* Direction *
Transcribe the listing verbatim. Do not carry over any pictures.
== Records for this exercise
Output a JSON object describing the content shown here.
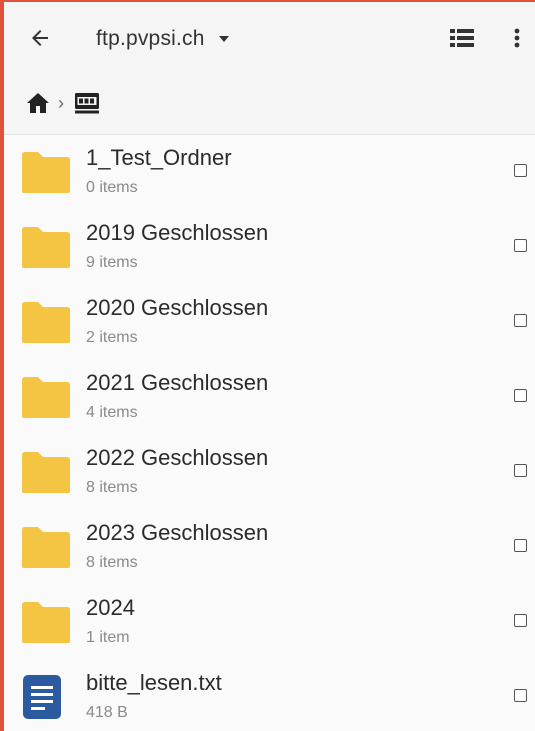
{
  "appbar": {
    "title": "ftp.pvpsi.ch",
    "icons": {
      "back": "arrow-left-icon",
      "dropdown": "caret-down-icon",
      "view": "list-view-icon",
      "more": "more-vert-icon"
    }
  },
  "breadcrumb": {
    "home_icon": "home-icon",
    "separator": "›",
    "current_icon": "ftp-server-icon"
  },
  "items": [
    {
      "name": "1_Test_Ordner",
      "meta": "0 items",
      "type": "folder"
    },
    {
      "name": "2019 Geschlossen",
      "meta": "9 items",
      "type": "folder"
    },
    {
      "name": "2020 Geschlossen",
      "meta": "2 items",
      "type": "folder"
    },
    {
      "name": "2021 Geschlossen",
      "meta": "4 items",
      "type": "folder"
    },
    {
      "name": "2022 Geschlossen",
      "meta": "8 items",
      "type": "folder"
    },
    {
      "name": "2023 Geschlossen",
      "meta": "8 items",
      "type": "folder"
    },
    {
      "name": "2024",
      "meta": "1 item",
      "type": "folder"
    },
    {
      "name": "bitte_lesen.txt",
      "meta": "418 B",
      "type": "text-file"
    }
  ],
  "colors": {
    "folder": "#f4c542",
    "text_file": "#2c5aa0",
    "accent_border": "#e0533a"
  }
}
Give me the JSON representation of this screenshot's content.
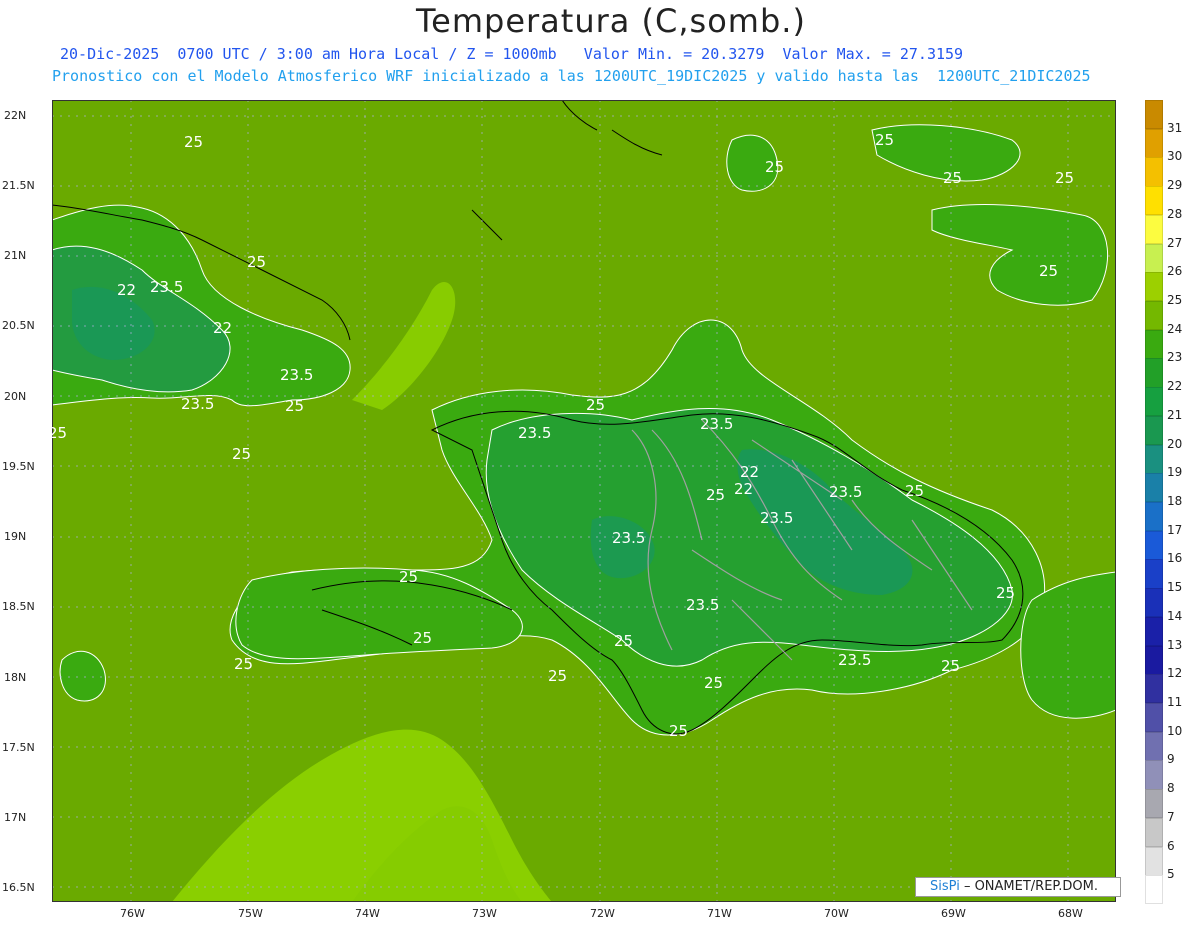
{
  "title": "Temperatura (C,somb.)",
  "subtitle_line1": "20-Dic-2025  0700 UTC / 3:00 am Hora Local / Z = 1000mb   Valor Min. = 20.3279  Valor Max. = 27.3159",
  "subtitle_line2": "Pronostico con el Modelo Atmosferico WRF inicializado a las 1200UTC_19DIC2025 y valido hasta las  1200UTC_21DIC2025",
  "latitude_labels": [
    "22N",
    "21.5N",
    "21N",
    "20.5N",
    "20N",
    "19.5N",
    "19N",
    "18.5N",
    "18N",
    "17.5N",
    "17N",
    "16.5N"
  ],
  "longitude_labels": [
    "76W",
    "75W",
    "74W",
    "73W",
    "72W",
    "71W",
    "70W",
    "69W",
    "68W"
  ],
  "contour_labels": [
    "25",
    "25",
    "25",
    "25",
    "25",
    "22",
    "23.5",
    "22",
    "23.5",
    "23.5",
    "25",
    "25",
    "25",
    "25",
    "23.5",
    "25",
    "23.5",
    "22",
    "22",
    "23.5",
    "25",
    "23.5",
    "25",
    "23.5",
    "25",
    "23.5",
    "25",
    "25",
    "25",
    "25",
    "25",
    "23.5",
    "25",
    "25",
    "25",
    "25"
  ],
  "colorbar": {
    "levels": [
      31,
      30,
      29,
      28,
      27,
      26,
      25,
      24,
      23,
      22,
      21,
      20,
      19,
      18,
      17,
      16,
      15,
      14,
      13,
      12,
      11,
      10,
      9,
      8,
      7,
      6,
      5
    ],
    "colors": [
      "#c98a00",
      "#e0a000",
      "#f4c000",
      "#ffe000",
      "#fcfc40",
      "#c8f050",
      "#9cd000",
      "#74b800",
      "#3aaa10",
      "#22a028",
      "#16a040",
      "#1a9850",
      "#1a9080",
      "#1a80a8",
      "#1a70c8",
      "#1a5ad8",
      "#1a40c8",
      "#1a30b8",
      "#1a20a8",
      "#1a1aa0",
      "#3030a0",
      "#5050a8",
      "#7070b0",
      "#9090b8",
      "#a8a8b0",
      "#c8c8c8",
      "#e2e2e2",
      "#ffffff"
    ]
  },
  "credit": {
    "brand": "SisPi",
    "text": " – ONAMET/REP.DOM."
  },
  "field_colors": {
    "sea": "#6aaa00",
    "warm_band": "#8acf00",
    "land": "#3aaa10",
    "cool_land": "#25a030",
    "coolest": "#1a9855"
  }
}
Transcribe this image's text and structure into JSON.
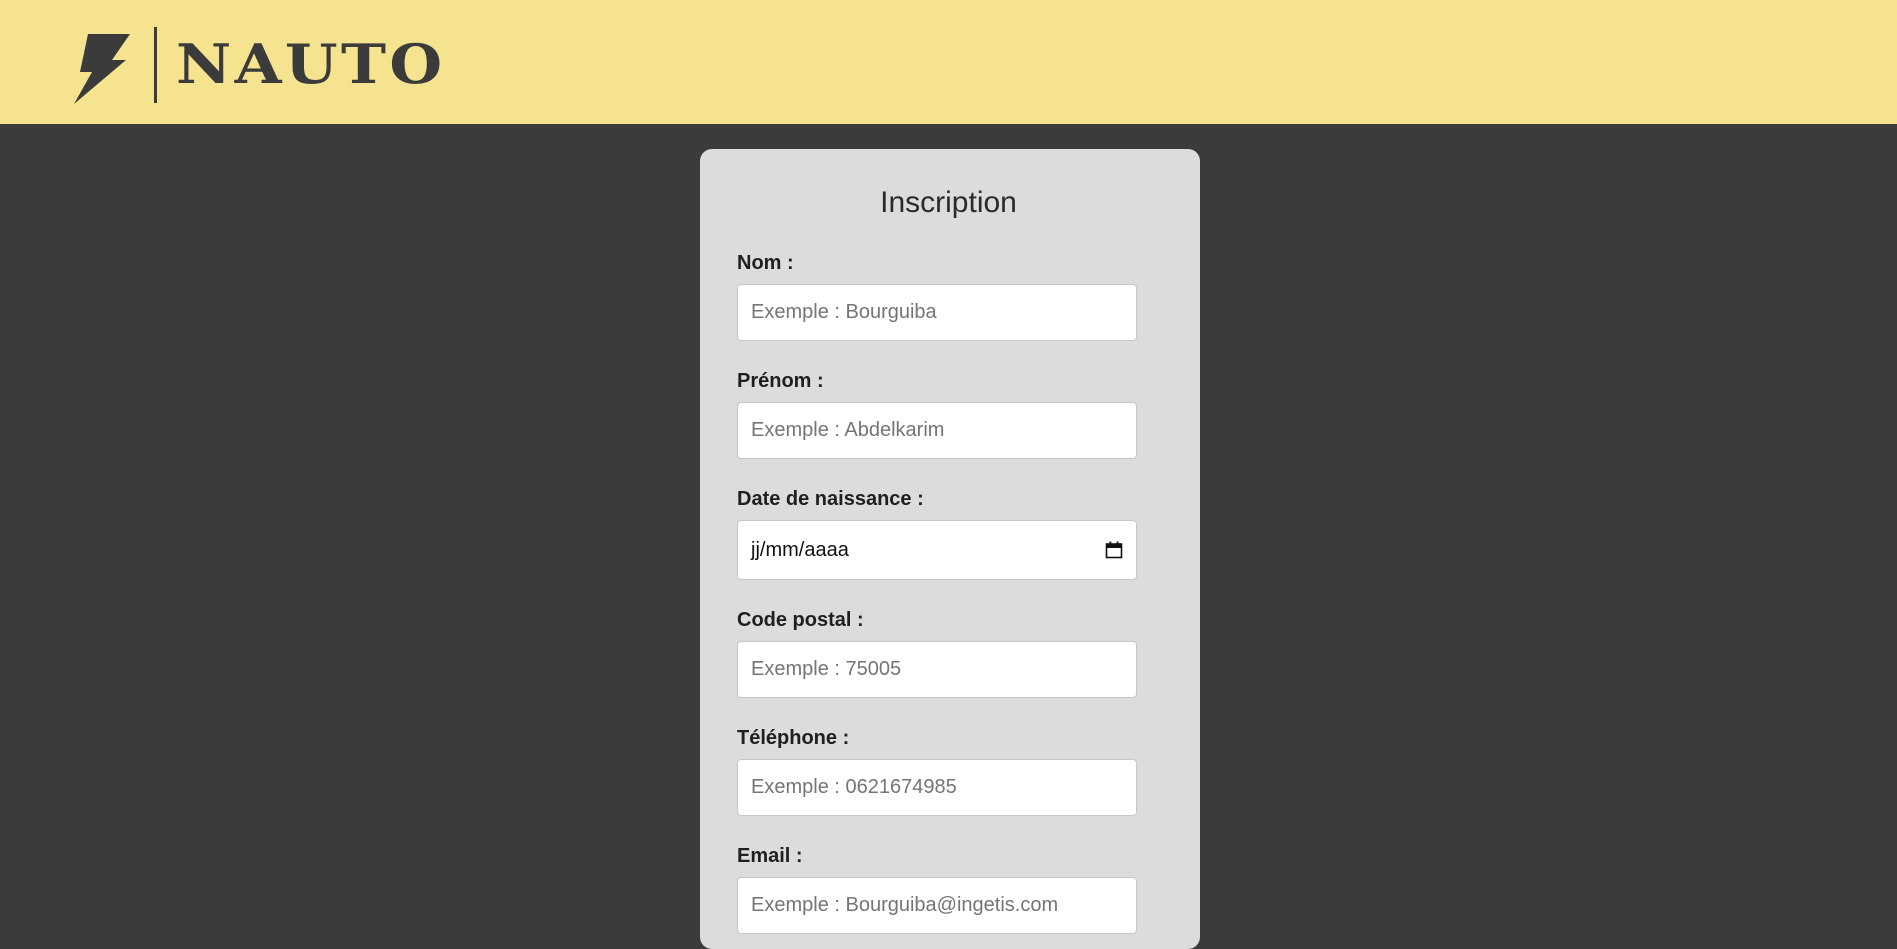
{
  "header": {
    "brand": "NAUTO",
    "bg_color": "#f6e38f"
  },
  "form": {
    "title": "Inscription",
    "fields": {
      "nom": {
        "label": "Nom :",
        "placeholder": "Exemple : Bourguiba"
      },
      "prenom": {
        "label": "Prénom :",
        "placeholder": "Exemple : Abdelkarim"
      },
      "date": {
        "label": "Date de naissance :",
        "value": "jj/mm/aaaa",
        "icon": "calendar-icon"
      },
      "code_postal": {
        "label": "Code postal :",
        "placeholder": "Exemple : 75005"
      },
      "telephone": {
        "label": "Téléphone :",
        "placeholder": "Exemple : 0621674985"
      },
      "email": {
        "label": "Email :",
        "placeholder": "Exemple : Bourguiba@ingetis.com"
      }
    }
  },
  "colors": {
    "page_bg": "#3b3b3b",
    "card_bg": "#dcdcdc"
  }
}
====
* Solved exercise *
Output a JSON object describing the content shown here.
{
  "appbar": {
    "title": "ftp.pvpsi.ch",
    "icons": {
      "back": "arrow-left-icon",
      "dropdown": "caret-down-icon",
      "view": "list-view-icon",
      "more": "more-vert-icon"
    }
  },
  "breadcrumb": {
    "home_icon": "home-icon",
    "separator": "›",
    "current_icon": "ftp-server-icon"
  },
  "items": [
    {
      "name": "1_Test_Ordner",
      "meta": "0 items",
      "type": "folder"
    },
    {
      "name": "2019 Geschlossen",
      "meta": "9 items",
      "type": "folder"
    },
    {
      "name": "2020 Geschlossen",
      "meta": "2 items",
      "type": "folder"
    },
    {
      "name": "2021 Geschlossen",
      "meta": "4 items",
      "type": "folder"
    },
    {
      "name": "2022 Geschlossen",
      "meta": "8 items",
      "type": "folder"
    },
    {
      "name": "2023 Geschlossen",
      "meta": "8 items",
      "type": "folder"
    },
    {
      "name": "2024",
      "meta": "1 item",
      "type": "folder"
    },
    {
      "name": "bitte_lesen.txt",
      "meta": "418 B",
      "type": "text-file"
    }
  ],
  "colors": {
    "folder": "#f4c542",
    "text_file": "#2c5aa0",
    "accent_border": "#e0533a"
  }
}
Give me the JSON representation of this screenshot's content.
{
  "title": "Temperatura (C,somb.)",
  "subtitle_line1": "20-Dic-2025  0700 UTC / 3:00 am Hora Local / Z = 1000mb   Valor Min. = 20.3279  Valor Max. = 27.3159",
  "subtitle_line2": "Pronostico con el Modelo Atmosferico WRF inicializado a las 1200UTC_19DIC2025 y valido hasta las  1200UTC_21DIC2025",
  "latitude_labels": [
    "22N",
    "21.5N",
    "21N",
    "20.5N",
    "20N",
    "19.5N",
    "19N",
    "18.5N",
    "18N",
    "17.5N",
    "17N",
    "16.5N"
  ],
  "longitude_labels": [
    "76W",
    "75W",
    "74W",
    "73W",
    "72W",
    "71W",
    "70W",
    "69W",
    "68W"
  ],
  "contour_labels": [
    "25",
    "25",
    "25",
    "25",
    "25",
    "22",
    "23.5",
    "22",
    "23.5",
    "23.5",
    "25",
    "25",
    "25",
    "25",
    "23.5",
    "25",
    "23.5",
    "22",
    "22",
    "23.5",
    "25",
    "23.5",
    "25",
    "23.5",
    "25",
    "23.5",
    "25",
    "25",
    "25",
    "25",
    "25",
    "23.5",
    "25",
    "25",
    "25",
    "25"
  ],
  "colorbar": {
    "levels": [
      31,
      30,
      29,
      28,
      27,
      26,
      25,
      24,
      23,
      22,
      21,
      20,
      19,
      18,
      17,
      16,
      15,
      14,
      13,
      12,
      11,
      10,
      9,
      8,
      7,
      6,
      5
    ],
    "colors": [
      "#c98a00",
      "#e0a000",
      "#f4c000",
      "#ffe000",
      "#fcfc40",
      "#c8f050",
      "#9cd000",
      "#74b800",
      "#3aaa10",
      "#22a028",
      "#16a040",
      "#1a9850",
      "#1a9080",
      "#1a80a8",
      "#1a70c8",
      "#1a5ad8",
      "#1a40c8",
      "#1a30b8",
      "#1a20a8",
      "#1a1aa0",
      "#3030a0",
      "#5050a8",
      "#7070b0",
      "#9090b8",
      "#a8a8b0",
      "#c8c8c8",
      "#e2e2e2",
      "#ffffff"
    ]
  },
  "credit": {
    "brand": "SisPi",
    "text": " – ONAMET/REP.DOM."
  },
  "field_colors": {
    "sea": "#6aaa00",
    "warm_band": "#8acf00",
    "land": "#3aaa10",
    "cool_land": "#25a030",
    "coolest": "#1a9855"
  }
}
Transcribe this image's text and structure into JSON.
{
  "header": {
    "brand": "NAUTO",
    "bg_color": "#f6e38f"
  },
  "form": {
    "title": "Inscription",
    "fields": {
      "nom": {
        "label": "Nom :",
        "placeholder": "Exemple : Bourguiba"
      },
      "prenom": {
        "label": "Prénom :",
        "placeholder": "Exemple : Abdelkarim"
      },
      "date": {
        "label": "Date de naissance :",
        "value": "jj/mm/aaaa",
        "icon": "calendar-icon"
      },
      "code_postal": {
        "label": "Code postal :",
        "placeholder": "Exemple : 75005"
      },
      "telephone": {
        "label": "Téléphone :",
        "placeholder": "Exemple : 0621674985"
      },
      "email": {
        "label": "Email :",
        "placeholder": "Exemple : Bourguiba@ingetis.com"
      }
    }
  },
  "colors": {
    "page_bg": "#3b3b3b",
    "card_bg": "#dcdcdc"
  }
}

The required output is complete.